#### Arbeitsanweisung
Gib aus der Albumbesprechung den Abschnitt wortgetreu wieder, der bei „Ganz im Gegensatz“ beginnt und bei „auf dem Album.“ endet.

Mit I Ain’t Quite Where I Think I Am stoppen dann meine Tränen, die mir eben noch gekommen sind. Es fühlt sich ein bisschen wie ein Filler-Track an und beschreibt mit dem Titel ein bisschen meine Gefühle zum Album. Irgendwie scheinen mir manche Songs unfertig und gescheitert an zu hohen Erwartungen; vielleicht auch an der Selbsteinschätzung der Monkeys. Der Track bleibt wenig im Kopf und wenn, dann nur durch die bisschen goofy wirkende Wah-Gitarre und das „Eyes roll back“. I Ain’t war der erste Song vom neuen Album, der live gespielt wurde und schon als ich die Aufnahme davon auf YouTube gesehen hab, dachte ich mir so „Ja, ist halt ein Song“. Abgehakt, kein zweites Mal angehört, keine weiteren Erinnerungen behalten.

Ganz im Gegensatz zu Sculptures Of Anything Goes: Wow. So in die Fresse ging noch kein Monkeys Song. Ich saß beim ersten Hören wirklich vier Minuten mit offenem Mund da und habs nicht gepackt. Gänsehaut bis auf die Knochen. Ich weiß nicht, ob ich mich nach diesen vier Minuten komplett erfüllt oder (im besten Sinne) absolut verlassen fühlen soll. 

Jet Skis On The Moat will mir dabei helfen und nimmt mich an die Hand mit seiner seltsamen Melancholie. Ein bisschen Badewanne und Wein, ein bisschen weinend am Kamin; Jet Skis ist zwar nicht hörbar in den meisten Lebenssituationen, schafft es aber, mich in die wenigen passenden hineinzuversetzen. Die Wah-Gitarre ist auch wieder da, ich kann mich immer noch nicht ganz mit ihr anfreunden, aber sie bringt wenigstens einen netten Kontrast zum wohl besten Chorus auf dem Album.

#### Angezeigte Informationen

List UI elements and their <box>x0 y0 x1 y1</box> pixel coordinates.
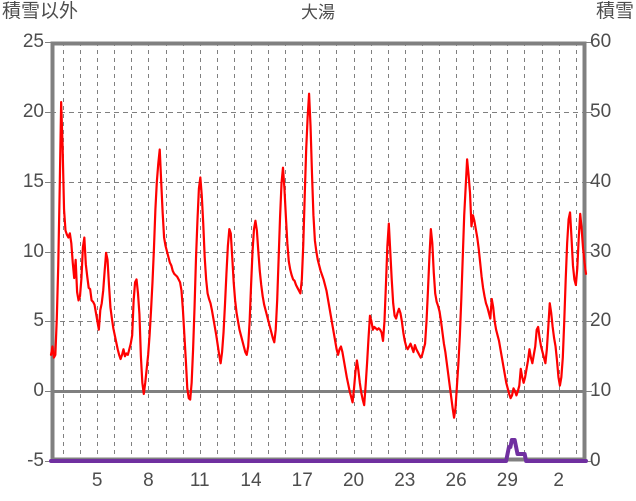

#### Lösung
Ganz im Gegensatz zu Sculptures Of Anything Goes: Wow. So in die Fresse ging noch kein Monkeys Song. Ich saß beim ersten Hören wirklich vier Minuten mit offenem Mund da und habs nicht gepackt. Gänsehaut bis auf die Knochen. Ich weiß nicht, ob ich mich nach diesen vier Minuten komplett erfüllt oder (im besten Sinne) absolut verlassen fühlen soll. 

Jet Skis On The Moat will mir dabei helfen und nimmt mich an die Hand mit seiner seltsamen Melancholie. Ein bisschen Badewanne und Wein, ein bisschen weinend am Kamin; Jet Skis ist zwar nicht hörbar in den meisten Lebenssituationen, schafft es aber, mich in die wenigen passenden hineinzuversetzen. Die Wah-Gitarre ist auch wieder da, ich kann mich immer noch nicht ganz mit ihr anfreunden, aber sie bringt wenigstens einen netten Kontrast zum wohl besten Chorus auf dem Album.